-------- Dataset entries
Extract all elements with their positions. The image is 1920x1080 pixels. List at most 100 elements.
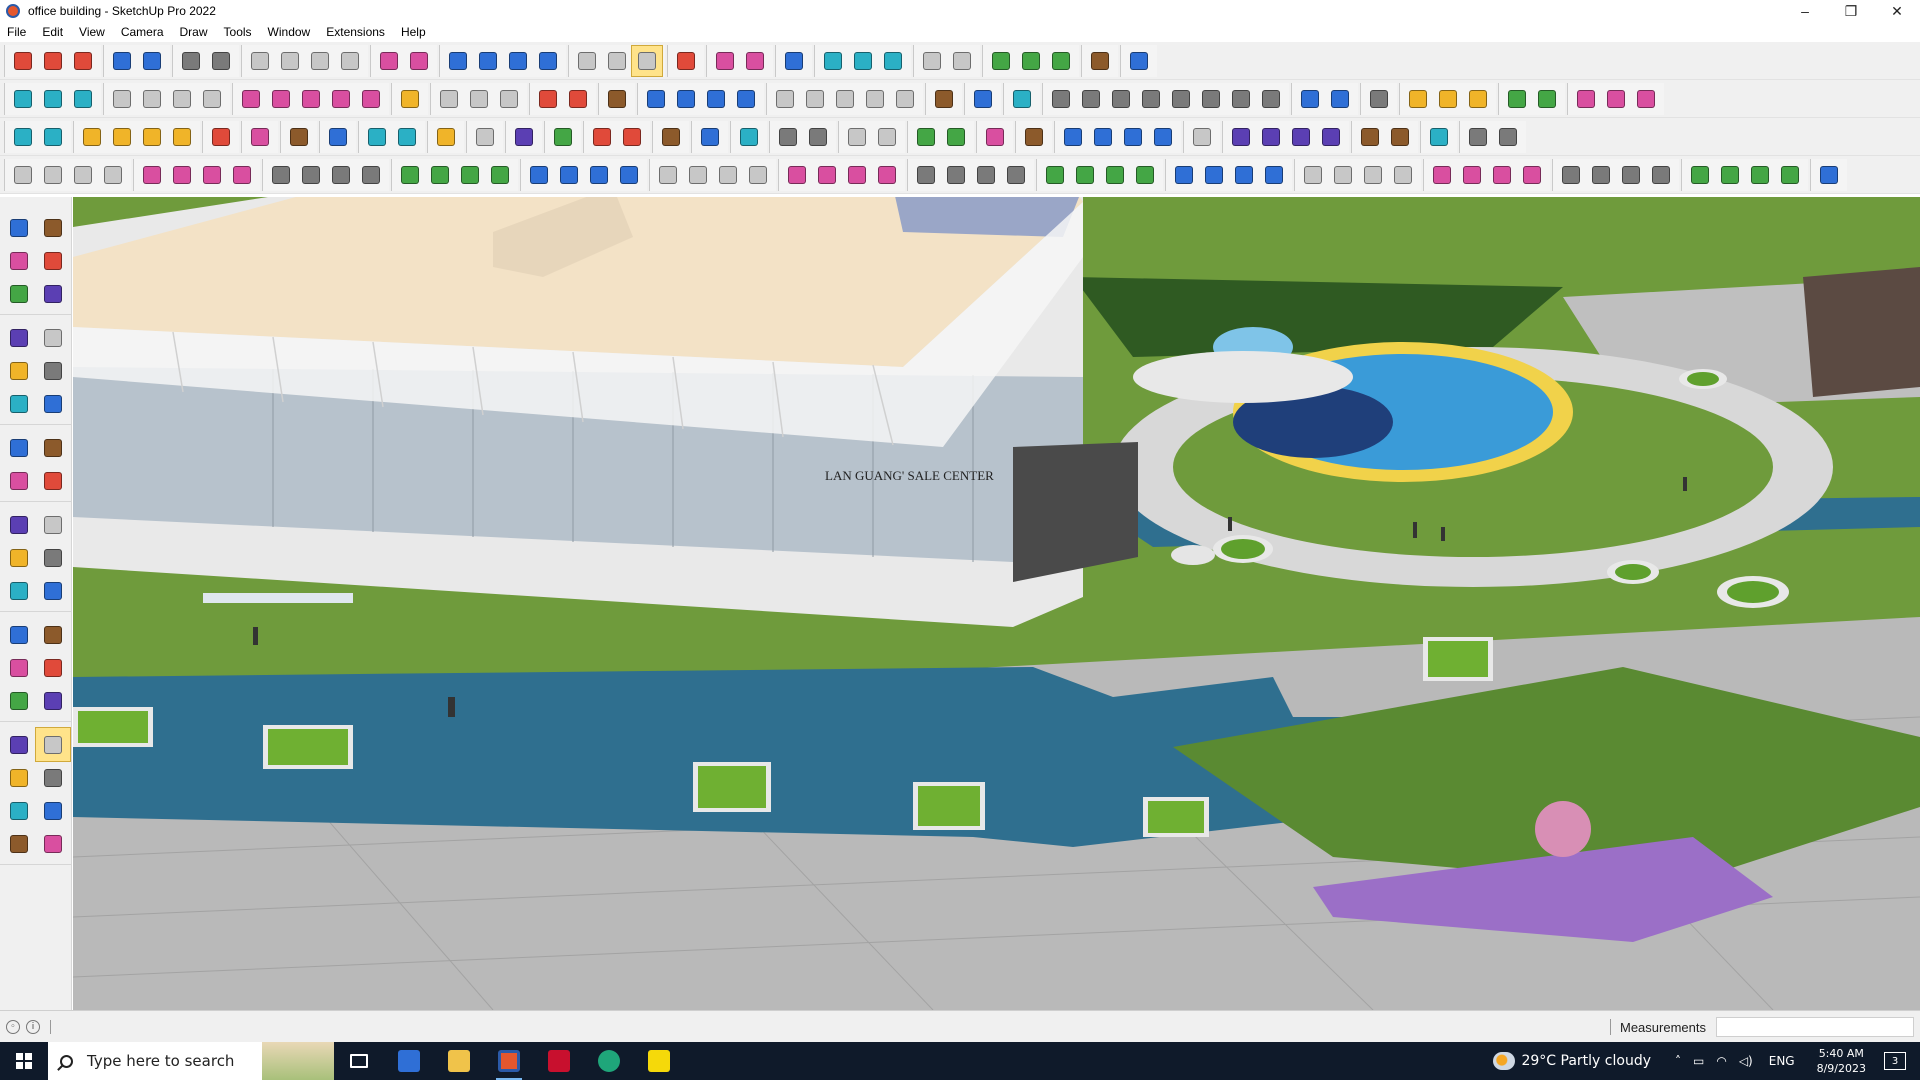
toolbar-tool-button[interactable] xyxy=(1169,160,1199,190)
large-tool-button[interactable] xyxy=(36,618,70,651)
toolbar-tool-button[interactable] xyxy=(245,122,275,152)
toolbar-tool-button[interactable] xyxy=(1571,84,1601,114)
toolbar-tool-button[interactable] xyxy=(1166,84,1196,114)
large-tool-button[interactable] xyxy=(2,574,36,607)
toolbar-tool-button[interactable] xyxy=(494,84,524,114)
toolbar-tool-button[interactable] xyxy=(1388,160,1418,190)
measurements-input[interactable] xyxy=(1716,1017,1914,1037)
task-view-button[interactable] xyxy=(334,1042,384,1080)
toolbar-tool-button[interactable] xyxy=(1226,84,1256,114)
toolbar-tool-button[interactable] xyxy=(1556,160,1586,190)
toolbar-tool-button[interactable] xyxy=(1256,122,1286,152)
toolbar-tool-button[interactable] xyxy=(1259,160,1289,190)
toolbar-tool-button[interactable] xyxy=(1427,160,1457,190)
large-tool-button[interactable] xyxy=(36,761,70,794)
toolbar-tool-button[interactable] xyxy=(434,84,464,114)
toolbar-tool-button[interactable] xyxy=(1631,84,1661,114)
large-tool-button[interactable] xyxy=(2,277,36,310)
toolbar-tool-button[interactable] xyxy=(77,122,107,152)
large-tool-button[interactable] xyxy=(2,541,36,574)
toolbar-tool-button[interactable] xyxy=(572,46,602,76)
toolbar-tool-button[interactable] xyxy=(392,122,422,152)
toolbar-tool-button[interactable] xyxy=(713,160,743,190)
toolbar-tool-button[interactable] xyxy=(911,160,941,190)
toolbar-tool-button[interactable] xyxy=(266,160,296,190)
toolbar-tool-button[interactable] xyxy=(554,160,584,190)
toolbar-tool-button[interactable] xyxy=(584,160,614,190)
toolbar-tool-button[interactable] xyxy=(614,160,644,190)
large-tool-button[interactable] xyxy=(36,541,70,574)
toolbar-tool-button[interactable] xyxy=(137,160,167,190)
menu-camera[interactable]: Camera xyxy=(113,22,172,42)
large-tool-button[interactable] xyxy=(36,277,70,310)
toolbar-tool-button[interactable] xyxy=(167,84,197,114)
toolbar-tool-button[interactable] xyxy=(587,122,617,152)
toolbar-tool-button[interactable] xyxy=(1463,84,1493,114)
menu-file[interactable]: File xyxy=(0,22,34,42)
toolbar-tool-button[interactable] xyxy=(1646,160,1676,190)
large-tool-button[interactable] xyxy=(2,508,36,541)
large-tool-button[interactable] xyxy=(36,387,70,420)
large-tool-button[interactable] xyxy=(2,761,36,794)
weather-widget[interactable]: 29°C Partly cloudy xyxy=(1521,1053,1651,1069)
toolbar-tool-button[interactable] xyxy=(617,122,647,152)
start-button[interactable] xyxy=(0,1042,48,1080)
large-tool-button[interactable] xyxy=(2,827,36,860)
toolbar-tool-button[interactable] xyxy=(1187,122,1217,152)
sketchup-taskbar-app[interactable] xyxy=(484,1042,534,1080)
toolbar-tool-button[interactable] xyxy=(443,46,473,76)
input-language[interactable]: ENG xyxy=(1769,1054,1795,1068)
toolbar-tool-button[interactable] xyxy=(548,122,578,152)
large-tool-button[interactable] xyxy=(2,354,36,387)
toolbar-tool-button[interactable] xyxy=(296,160,326,190)
toolbar-tool-button[interactable] xyxy=(848,46,878,76)
toolbar-tool-button[interactable] xyxy=(296,84,326,114)
toolbar-tool-button[interactable] xyxy=(206,46,236,76)
toolbar-tool-button[interactable] xyxy=(968,84,998,114)
toolbar-tool-button[interactable] xyxy=(818,46,848,76)
file-explorer-app[interactable] xyxy=(434,1042,484,1080)
toolbar-tool-button[interactable] xyxy=(773,122,803,152)
toolbar-tool-button[interactable] xyxy=(830,84,860,114)
toolbar-tool-button[interactable] xyxy=(710,46,740,76)
toolbar-tool-button[interactable] xyxy=(1286,122,1316,152)
large-tool-button[interactable] xyxy=(2,211,36,244)
large-tool-button[interactable] xyxy=(2,321,36,354)
toolbar-tool-button[interactable] xyxy=(1616,160,1646,190)
credits-info-icon[interactable]: i xyxy=(26,1019,40,1034)
toolbar-tool-button[interactable] xyxy=(362,122,392,152)
volume-icon[interactable]: ◁) xyxy=(1739,1054,1753,1068)
toolbar-tool-button[interactable] xyxy=(1487,160,1517,190)
toolbar-tool-button[interactable] xyxy=(38,122,68,152)
large-tool-button[interactable] xyxy=(2,651,36,684)
toolbar-tool-button[interactable] xyxy=(917,46,947,76)
menu-edit[interactable]: Edit xyxy=(34,22,71,42)
toolbar-tool-button[interactable] xyxy=(631,44,663,77)
toolbar-tool-button[interactable] xyxy=(137,46,167,76)
toolbar-tool-button[interactable] xyxy=(800,84,830,114)
toolbar-tool-button[interactable] xyxy=(323,122,353,152)
toolbar-tool-button[interactable] xyxy=(1070,160,1100,190)
toolbar-tool-button[interactable] xyxy=(1715,160,1745,190)
meet-now-icon[interactable]: ▭ xyxy=(1693,1054,1704,1068)
toolbar-tool-button[interactable] xyxy=(533,46,563,76)
toolbar-tool-button[interactable] xyxy=(68,160,98,190)
large-tool-button[interactable] xyxy=(36,651,70,684)
toolbar-tool-button[interactable] xyxy=(1058,122,1088,152)
toolbar-tool-button[interactable] xyxy=(473,46,503,76)
menu-window[interactable]: Window xyxy=(260,22,319,42)
toolbar-tool-button[interactable] xyxy=(425,160,455,190)
toolbar-tool-button[interactable] xyxy=(1256,84,1286,114)
toolbar-tool-button[interactable] xyxy=(842,122,872,152)
toolbar-tool-button[interactable] xyxy=(779,46,809,76)
toolbar-tool-button[interactable] xyxy=(1016,46,1046,76)
toolbar-tool-button[interactable] xyxy=(842,160,872,190)
toolbar-tool-button[interactable] xyxy=(167,122,197,152)
toolbar-tool-button[interactable] xyxy=(1457,160,1487,190)
minimize-button[interactable]: – xyxy=(1782,0,1828,22)
taskbar-search[interactable]: Type here to search xyxy=(48,1042,334,1080)
toolbar-tool-button[interactable] xyxy=(98,160,128,190)
toolbar-tool-button[interactable] xyxy=(1046,84,1076,114)
toolbar-tool-button[interactable] xyxy=(602,46,632,76)
toolbar-tool-button[interactable] xyxy=(872,122,902,152)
----------------
#### Objective
Copy the records verbatim, starting at the line that contains "toolbar-tool-button[interactable] xyxy=(1169,160,1199,190)" and ending at the line that contains "toolbar-tool-button[interactable] xyxy=(554,160,584,190)", with both of those lines included.

#### Solution
toolbar-tool-button[interactable] xyxy=(1169,160,1199,190)
large-tool-button[interactable] xyxy=(36,618,70,651)
toolbar-tool-button[interactable] xyxy=(245,122,275,152)
toolbar-tool-button[interactable] xyxy=(1571,84,1601,114)
toolbar-tool-button[interactable] xyxy=(1166,84,1196,114)
large-tool-button[interactable] xyxy=(2,574,36,607)
toolbar-tool-button[interactable] xyxy=(494,84,524,114)
toolbar-tool-button[interactable] xyxy=(1388,160,1418,190)
measurements-input[interactable] xyxy=(1716,1017,1914,1037)
task-view-button[interactable] xyxy=(334,1042,384,1080)
toolbar-tool-button[interactable] xyxy=(1226,84,1256,114)
toolbar-tool-button[interactable] xyxy=(1556,160,1586,190)
toolbar-tool-button[interactable] xyxy=(1256,122,1286,152)
toolbar-tool-button[interactable] xyxy=(1259,160,1289,190)
toolbar-tool-button[interactable] xyxy=(1427,160,1457,190)
large-tool-button[interactable] xyxy=(36,761,70,794)
toolbar-tool-button[interactable] xyxy=(434,84,464,114)
toolbar-tool-button[interactable] xyxy=(1631,84,1661,114)
large-tool-button[interactable] xyxy=(2,277,36,310)
toolbar-tool-button[interactable] xyxy=(77,122,107,152)
large-tool-button[interactable] xyxy=(2,541,36,574)
toolbar-tool-button[interactable] xyxy=(572,46,602,76)
toolbar-tool-button[interactable] xyxy=(392,122,422,152)
toolbar-tool-button[interactable] xyxy=(713,160,743,190)
toolbar-tool-button[interactable] xyxy=(911,160,941,190)
toolbar-tool-button[interactable] xyxy=(266,160,296,190)
toolbar-tool-button[interactable] xyxy=(554,160,584,190)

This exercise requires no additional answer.